# START OF PROVIDED DATA

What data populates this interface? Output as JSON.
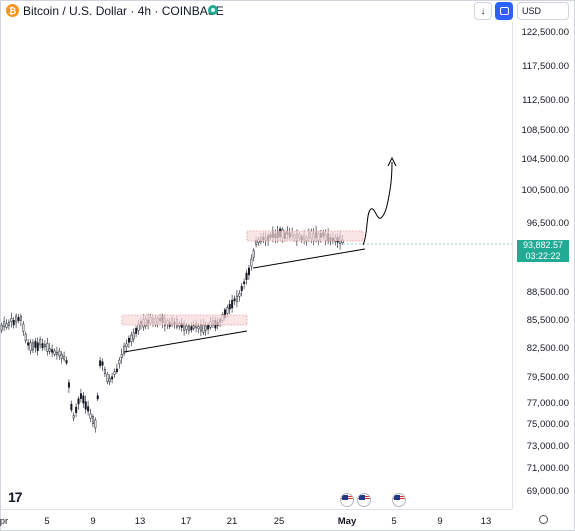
{
  "header": {
    "symbol_title": "Bitcoin / U.S. Dollar · 4h · COINBASE",
    "currency": "USD"
  },
  "price_axis": {
    "ticks": [
      "122,500.00",
      "117,500.00",
      "112,500.00",
      "108,500.00",
      "104,500.00",
      "100,500.00",
      "96,500.00",
      "88,500.00",
      "85,500.00",
      "82,500.00",
      "79,500.00",
      "77,000.00",
      "75,000.00",
      "73,000.00",
      "71,000.00",
      "69,000.00"
    ],
    "current_price": "93,882.57",
    "countdown": "03:22:22",
    "current_color": "#22ab94"
  },
  "time_axis": {
    "labels": [
      "pr",
      "5",
      "9",
      "13",
      "17",
      "21",
      "25",
      "May",
      "5",
      "9",
      "13"
    ]
  },
  "colors": {
    "up": "#131722",
    "down": "#131722",
    "zone_fill": "#f7d9dc",
    "zone_border": "#e57373",
    "drawing": "#000000"
  },
  "icons": [
    "tradingview-logo-icon",
    "us-flag-icon",
    "settings-icon",
    "chevron-down-icon",
    "fullscreen-icon"
  ]
}
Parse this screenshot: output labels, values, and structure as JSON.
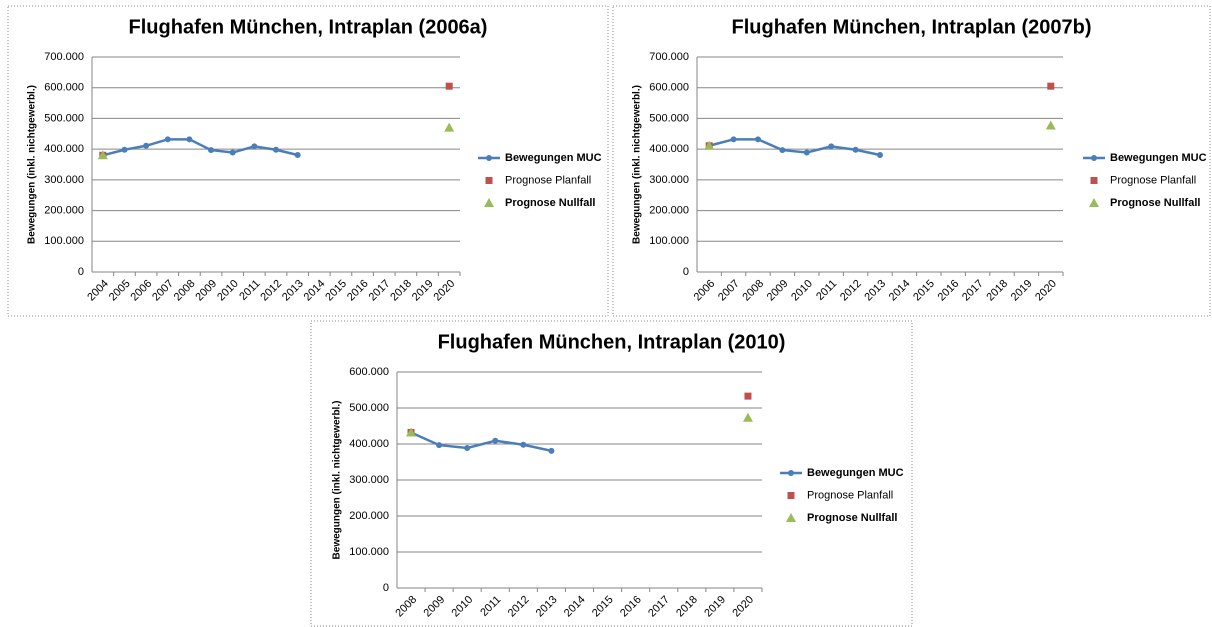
{
  "chart_data": [
    {
      "type": "line",
      "title": "Flughafen München, Intraplan (2006a)",
      "y_label": "Bewegungen (inkl. nichtgewerbl.)",
      "categories": [
        "2004",
        "2005",
        "2006",
        "2007",
        "2008",
        "2009",
        "2010",
        "2011",
        "2012",
        "2013",
        "2014",
        "2015",
        "2016",
        "2017",
        "2018",
        "2019",
        "2020"
      ],
      "ylim": [
        0,
        700000
      ],
      "yticks": [
        0,
        {
          "value": 100000,
          "label": "100.000"
        },
        {
          "value": 200000,
          "label": "200.000"
        },
        {
          "value": 300000,
          "label": "300.000"
        },
        {
          "value": 400000,
          "label": "400.000"
        },
        {
          "value": 500000,
          "label": "500.000"
        },
        {
          "value": 600000,
          "label": "600.000"
        },
        {
          "value": 700000,
          "label": "700.000"
        }
      ],
      "grid": true,
      "series": [
        {
          "name": "Bewegungen MUC",
          "color": "#4a7ebb",
          "marker": "circle",
          "line": true,
          "values": [
            380000,
            398000,
            411000,
            432000,
            432000,
            397000,
            389000,
            409000,
            398000,
            381000,
            null,
            null,
            null,
            null,
            null,
            null,
            null
          ]
        },
        {
          "name": "Prognose Planfall",
          "color": "#c0504d",
          "marker": "square",
          "line": false,
          "values": [
            380000,
            null,
            null,
            null,
            null,
            null,
            null,
            null,
            null,
            null,
            null,
            null,
            null,
            null,
            null,
            null,
            605000
          ]
        },
        {
          "name": "Prognose Nullfall",
          "color": "#9bbb59",
          "marker": "triangle",
          "line": false,
          "values": [
            380000,
            null,
            null,
            null,
            null,
            null,
            null,
            null,
            null,
            null,
            null,
            null,
            null,
            null,
            null,
            null,
            470000
          ]
        }
      ]
    },
    {
      "type": "line",
      "title": "Flughafen München, Intraplan (2007b)",
      "y_label": "Bewegungen (inkl. nichtgewerbl.)",
      "categories": [
        "2006",
        "2007",
        "2008",
        "2009",
        "2010",
        "2011",
        "2012",
        "2013",
        "2014",
        "2015",
        "2016",
        "2017",
        "2018",
        "2019",
        "2020"
      ],
      "ylim": [
        0,
        700000
      ],
      "yticks": [
        0,
        {
          "value": 100000,
          "label": "100.000"
        },
        {
          "value": 200000,
          "label": "200.000"
        },
        {
          "value": 300000,
          "label": "300.000"
        },
        {
          "value": 400000,
          "label": "400.000"
        },
        {
          "value": 500000,
          "label": "500.000"
        },
        {
          "value": 600000,
          "label": "600.000"
        },
        {
          "value": 700000,
          "label": "700.000"
        }
      ],
      "grid": true,
      "series": [
        {
          "name": "Bewegungen MUC",
          "color": "#4a7ebb",
          "marker": "circle",
          "line": true,
          "values": [
            411000,
            432000,
            432000,
            397000,
            389000,
            409000,
            398000,
            381000,
            null,
            null,
            null,
            null,
            null,
            null,
            null
          ]
        },
        {
          "name": "Prognose Planfall",
          "color": "#c0504d",
          "marker": "square",
          "line": false,
          "values": [
            411000,
            null,
            null,
            null,
            null,
            null,
            null,
            null,
            null,
            null,
            null,
            null,
            null,
            null,
            605000
          ]
        },
        {
          "name": "Prognose Nullfall",
          "color": "#9bbb59",
          "marker": "triangle",
          "line": false,
          "values": [
            411000,
            null,
            null,
            null,
            null,
            null,
            null,
            null,
            null,
            null,
            null,
            null,
            null,
            null,
            477000
          ]
        }
      ]
    },
    {
      "type": "line",
      "title": "Flughafen München, Intraplan (2010)",
      "y_label": "Bewegungen (inkl. nichtgewerbl.)",
      "categories": [
        "2008",
        "2009",
        "2010",
        "2011",
        "2012",
        "2013",
        "2014",
        "2015",
        "2016",
        "2017",
        "2018",
        "2019",
        "2020"
      ],
      "ylim": [
        0,
        600000
      ],
      "yticks": [
        0,
        {
          "value": 100000,
          "label": "100.000"
        },
        {
          "value": 200000,
          "label": "200.000"
        },
        {
          "value": 300000,
          "label": "300.000"
        },
        {
          "value": 400000,
          "label": "400.000"
        },
        {
          "value": 500000,
          "label": "500.000"
        },
        {
          "value": 600000,
          "label": "600.000"
        }
      ],
      "grid": true,
      "series": [
        {
          "name": "Bewegungen MUC",
          "color": "#4a7ebb",
          "marker": "circle",
          "line": true,
          "values": [
            432000,
            397000,
            389000,
            409000,
            398000,
            381000,
            null,
            null,
            null,
            null,
            null,
            null,
            null
          ]
        },
        {
          "name": "Prognose Planfall",
          "color": "#c0504d",
          "marker": "square",
          "line": false,
          "values": [
            432000,
            null,
            null,
            null,
            null,
            null,
            null,
            null,
            null,
            null,
            null,
            null,
            533000
          ]
        },
        {
          "name": "Prognose Nullfall",
          "color": "#9bbb59",
          "marker": "triangle",
          "line": false,
          "values": [
            432000,
            null,
            null,
            null,
            null,
            null,
            null,
            null,
            null,
            null,
            null,
            null,
            473000
          ]
        }
      ]
    }
  ]
}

# END OF PROVIDED DATA

• [AIM OF THE TASK]
Repeat each entry exactly as it appears; skip any picture.

• [EXERCISE SOLUTION]
What data populates this interface? Output as JSON.
{
  "header": {
    "symbol_title": "Bitcoin / U.S. Dollar · 4h · COINBASE",
    "currency": "USD"
  },
  "price_axis": {
    "ticks": [
      "122,500.00",
      "117,500.00",
      "112,500.00",
      "108,500.00",
      "104,500.00",
      "100,500.00",
      "96,500.00",
      "88,500.00",
      "85,500.00",
      "82,500.00",
      "79,500.00",
      "77,000.00",
      "75,000.00",
      "73,000.00",
      "71,000.00",
      "69,000.00"
    ],
    "current_price": "93,882.57",
    "countdown": "03:22:22",
    "current_color": "#22ab94"
  },
  "time_axis": {
    "labels": [
      "pr",
      "5",
      "9",
      "13",
      "17",
      "21",
      "25",
      "May",
      "5",
      "9",
      "13"
    ]
  },
  "colors": {
    "up": "#131722",
    "down": "#131722",
    "zone_fill": "#f7d9dc",
    "zone_border": "#e57373",
    "drawing": "#000000"
  },
  "icons": [
    "tradingview-logo-icon",
    "us-flag-icon",
    "settings-icon",
    "chevron-down-icon",
    "fullscreen-icon"
  ]
}
Parse this screenshot: output labels, values, and structure as JSON.
{
  "chart_data": [
    {
      "type": "line",
      "title": "Flughafen München, Intraplan (2006a)",
      "y_label": "Bewegungen (inkl. nichtgewerbl.)",
      "categories": [
        "2004",
        "2005",
        "2006",
        "2007",
        "2008",
        "2009",
        "2010",
        "2011",
        "2012",
        "2013",
        "2014",
        "2015",
        "2016",
        "2017",
        "2018",
        "2019",
        "2020"
      ],
      "ylim": [
        0,
        700000
      ],
      "yticks": [
        0,
        {
          "value": 100000,
          "label": "100.000"
        },
        {
          "value": 200000,
          "label": "200.000"
        },
        {
          "value": 300000,
          "label": "300.000"
        },
        {
          "value": 400000,
          "label": "400.000"
        },
        {
          "value": 500000,
          "label": "500.000"
        },
        {
          "value": 600000,
          "label": "600.000"
        },
        {
          "value": 700000,
          "label": "700.000"
        }
      ],
      "grid": true,
      "series": [
        {
          "name": "Bewegungen MUC",
          "color": "#4a7ebb",
          "marker": "circle",
          "line": true,
          "values": [
            380000,
            398000,
            411000,
            432000,
            432000,
            397000,
            389000,
            409000,
            398000,
            381000,
            null,
            null,
            null,
            null,
            null,
            null,
            null
          ]
        },
        {
          "name": "Prognose Planfall",
          "color": "#c0504d",
          "marker": "square",
          "line": false,
          "values": [
            380000,
            null,
            null,
            null,
            null,
            null,
            null,
            null,
            null,
            null,
            null,
            null,
            null,
            null,
            null,
            null,
            605000
          ]
        },
        {
          "name": "Prognose Nullfall",
          "color": "#9bbb59",
          "marker": "triangle",
          "line": false,
          "values": [
            380000,
            null,
            null,
            null,
            null,
            null,
            null,
            null,
            null,
            null,
            null,
            null,
            null,
            null,
            null,
            null,
            470000
          ]
        }
      ]
    },
    {
      "type": "line",
      "title": "Flughafen München, Intraplan (2007b)",
      "y_label": "Bewegungen (inkl. nichtgewerbl.)",
      "categories": [
        "2006",
        "2007",
        "2008",
        "2009",
        "2010",
        "2011",
        "2012",
        "2013",
        "2014",
        "2015",
        "2016",
        "2017",
        "2018",
        "2019",
        "2020"
      ],
      "ylim": [
        0,
        700000
      ],
      "yticks": [
        0,
        {
          "value": 100000,
          "label": "100.000"
        },
        {
          "value": 200000,
          "label": "200.000"
        },
        {
          "value": 300000,
          "label": "300.000"
        },
        {
          "value": 400000,
          "label": "400.000"
        },
        {
          "value": 500000,
          "label": "500.000"
        },
        {
          "value": 600000,
          "label": "600.000"
        },
        {
          "value": 700000,
          "label": "700.000"
        }
      ],
      "grid": true,
      "series": [
        {
          "name": "Bewegungen MUC",
          "color": "#4a7ebb",
          "marker": "circle",
          "line": true,
          "values": [
            411000,
            432000,
            432000,
            397000,
            389000,
            409000,
            398000,
            381000,
            null,
            null,
            null,
            null,
            null,
            null,
            null
          ]
        },
        {
          "name": "Prognose Planfall",
          "color": "#c0504d",
          "marker": "square",
          "line": false,
          "values": [
            411000,
            null,
            null,
            null,
            null,
            null,
            null,
            null,
            null,
            null,
            null,
            null,
            null,
            null,
            605000
          ]
        },
        {
          "name": "Prognose Nullfall",
          "color": "#9bbb59",
          "marker": "triangle",
          "line": false,
          "values": [
            411000,
            null,
            null,
            null,
            null,
            null,
            null,
            null,
            null,
            null,
            null,
            null,
            null,
            null,
            477000
          ]
        }
      ]
    },
    {
      "type": "line",
      "title": "Flughafen München, Intraplan (2010)",
      "y_label": "Bewegungen (inkl. nichtgewerbl.)",
      "categories": [
        "2008",
        "2009",
        "2010",
        "2011",
        "2012",
        "2013",
        "2014",
        "2015",
        "2016",
        "2017",
        "2018",
        "2019",
        "2020"
      ],
      "ylim": [
        0,
        600000
      ],
      "yticks": [
        0,
        {
          "value": 100000,
          "label": "100.000"
        },
        {
          "value": 200000,
          "label": "200.000"
        },
        {
          "value": 300000,
          "label": "300.000"
        },
        {
          "value": 400000,
          "label": "400.000"
        },
        {
          "value": 500000,
          "label": "500.000"
        },
        {
          "value": 600000,
          "label": "600.000"
        }
      ],
      "grid": true,
      "series": [
        {
          "name": "Bewegungen MUC",
          "color": "#4a7ebb",
          "marker": "circle",
          "line": true,
          "values": [
            432000,
            397000,
            389000,
            409000,
            398000,
            381000,
            null,
            null,
            null,
            null,
            null,
            null,
            null
          ]
        },
        {
          "name": "Prognose Planfall",
          "color": "#c0504d",
          "marker": "square",
          "line": false,
          "values": [
            432000,
            null,
            null,
            null,
            null,
            null,
            null,
            null,
            null,
            null,
            null,
            null,
            533000
          ]
        },
        {
          "name": "Prognose Nullfall",
          "color": "#9bbb59",
          "marker": "triangle",
          "line": false,
          "values": [
            432000,
            null,
            null,
            null,
            null,
            null,
            null,
            null,
            null,
            null,
            null,
            null,
            473000
          ]
        }
      ]
    }
  ]
}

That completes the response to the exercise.